++++ Data lines ++++
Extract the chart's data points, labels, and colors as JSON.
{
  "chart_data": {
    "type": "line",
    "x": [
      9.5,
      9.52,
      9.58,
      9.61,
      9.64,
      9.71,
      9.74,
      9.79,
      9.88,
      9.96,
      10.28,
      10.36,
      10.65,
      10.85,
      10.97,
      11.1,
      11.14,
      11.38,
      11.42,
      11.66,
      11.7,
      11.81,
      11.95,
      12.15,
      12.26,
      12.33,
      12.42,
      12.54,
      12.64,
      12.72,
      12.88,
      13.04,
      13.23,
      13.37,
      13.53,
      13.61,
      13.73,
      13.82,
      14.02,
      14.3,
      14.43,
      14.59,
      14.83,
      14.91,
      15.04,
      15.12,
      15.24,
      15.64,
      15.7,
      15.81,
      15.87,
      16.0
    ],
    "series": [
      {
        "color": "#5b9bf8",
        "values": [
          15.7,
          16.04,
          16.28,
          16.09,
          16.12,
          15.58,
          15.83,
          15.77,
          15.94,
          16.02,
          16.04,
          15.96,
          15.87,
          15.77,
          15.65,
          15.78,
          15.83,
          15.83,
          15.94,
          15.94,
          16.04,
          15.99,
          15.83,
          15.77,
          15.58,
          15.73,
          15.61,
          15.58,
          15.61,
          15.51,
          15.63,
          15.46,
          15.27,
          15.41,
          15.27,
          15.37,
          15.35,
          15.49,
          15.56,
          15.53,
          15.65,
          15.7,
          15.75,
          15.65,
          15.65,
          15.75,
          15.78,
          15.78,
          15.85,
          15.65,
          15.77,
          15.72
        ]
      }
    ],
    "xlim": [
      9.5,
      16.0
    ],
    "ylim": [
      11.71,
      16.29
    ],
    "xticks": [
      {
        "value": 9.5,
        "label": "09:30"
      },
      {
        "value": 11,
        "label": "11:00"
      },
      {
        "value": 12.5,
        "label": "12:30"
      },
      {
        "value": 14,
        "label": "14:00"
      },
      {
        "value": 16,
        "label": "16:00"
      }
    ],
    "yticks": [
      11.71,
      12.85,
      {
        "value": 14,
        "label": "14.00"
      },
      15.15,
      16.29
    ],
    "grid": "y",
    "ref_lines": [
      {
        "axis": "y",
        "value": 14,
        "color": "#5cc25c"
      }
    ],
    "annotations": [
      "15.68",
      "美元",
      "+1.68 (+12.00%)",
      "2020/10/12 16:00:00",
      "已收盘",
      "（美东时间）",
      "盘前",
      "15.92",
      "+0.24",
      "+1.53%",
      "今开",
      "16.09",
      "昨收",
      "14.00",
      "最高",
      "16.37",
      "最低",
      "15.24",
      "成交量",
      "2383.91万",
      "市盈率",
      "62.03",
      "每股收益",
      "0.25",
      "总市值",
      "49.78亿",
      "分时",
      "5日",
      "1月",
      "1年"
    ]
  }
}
++++
▶ [Problem to work on]: Retype the records in full. Keep every line identical to the original.

▶ [The answer]:
Extract the chart's data points, labels, and colors as JSON.
{
  "chart_data": {
    "type": "line",
    "x": [
      9.5,
      9.52,
      9.58,
      9.61,
      9.64,
      9.71,
      9.74,
      9.79,
      9.88,
      9.96,
      10.28,
      10.36,
      10.65,
      10.85,
      10.97,
      11.1,
      11.14,
      11.38,
      11.42,
      11.66,
      11.7,
      11.81,
      11.95,
      12.15,
      12.26,
      12.33,
      12.42,
      12.54,
      12.64,
      12.72,
      12.88,
      13.04,
      13.23,
      13.37,
      13.53,
      13.61,
      13.73,
      13.82,
      14.02,
      14.3,
      14.43,
      14.59,
      14.83,
      14.91,
      15.04,
      15.12,
      15.24,
      15.64,
      15.7,
      15.81,
      15.87,
      16.0
    ],
    "series": [
      {
        "color": "#5b9bf8",
        "values": [
          15.7,
          16.04,
          16.28,
          16.09,
          16.12,
          15.58,
          15.83,
          15.77,
          15.94,
          16.02,
          16.04,
          15.96,
          15.87,
          15.77,
          15.65,
          15.78,
          15.83,
          15.83,
          15.94,
          15.94,
          16.04,
          15.99,
          15.83,
          15.77,
          15.58,
          15.73,
          15.61,
          15.58,
          15.61,
          15.51,
          15.63,
          15.46,
          15.27,
          15.41,
          15.27,
          15.37,
          15.35,
          15.49,
          15.56,
          15.53,
          15.65,
          15.7,
          15.75,
          15.65,
          15.65,
          15.75,
          15.78,
          15.78,
          15.85,
          15.65,
          15.77,
          15.72
        ]
      }
    ],
    "xlim": [
      9.5,
      16.0
    ],
    "ylim": [
      11.71,
      16.29
    ],
    "xticks": [
      {
        "value": 9.5,
        "label": "09:30"
      },
      {
        "value": 11,
        "label": "11:00"
      },
      {
        "value": 12.5,
        "label": "12:30"
      },
      {
        "value": 14,
        "label": "14:00"
      },
      {
        "value": 16,
        "label": "16:00"
      }
    ],
    "yticks": [
      11.71,
      12.85,
      {
        "value": 14,
        "label": "14.00"
      },
      15.15,
      16.29
    ],
    "grid": "y",
    "ref_lines": [
      {
        "axis": "y",
        "value": 14,
        "color": "#5cc25c"
      }
    ],
    "annotations": [
      "15.68",
      "美元",
      "+1.68 (+12.00%)",
      "2020/10/12 16:00:00",
      "已收盘",
      "（美东时间）",
      "盘前",
      "15.92",
      "+0.24",
      "+1.53%",
      "今开",
      "16.09",
      "昨收",
      "14.00",
      "最高",
      "16.37",
      "最低",
      "15.24",
      "成交量",
      "2383.91万",
      "市盈率",
      "62.03",
      "每股收益",
      "0.25",
      "总市值",
      "49.78亿",
      "分时",
      "5日",
      "1月",
      "1年"
    ]
  }
}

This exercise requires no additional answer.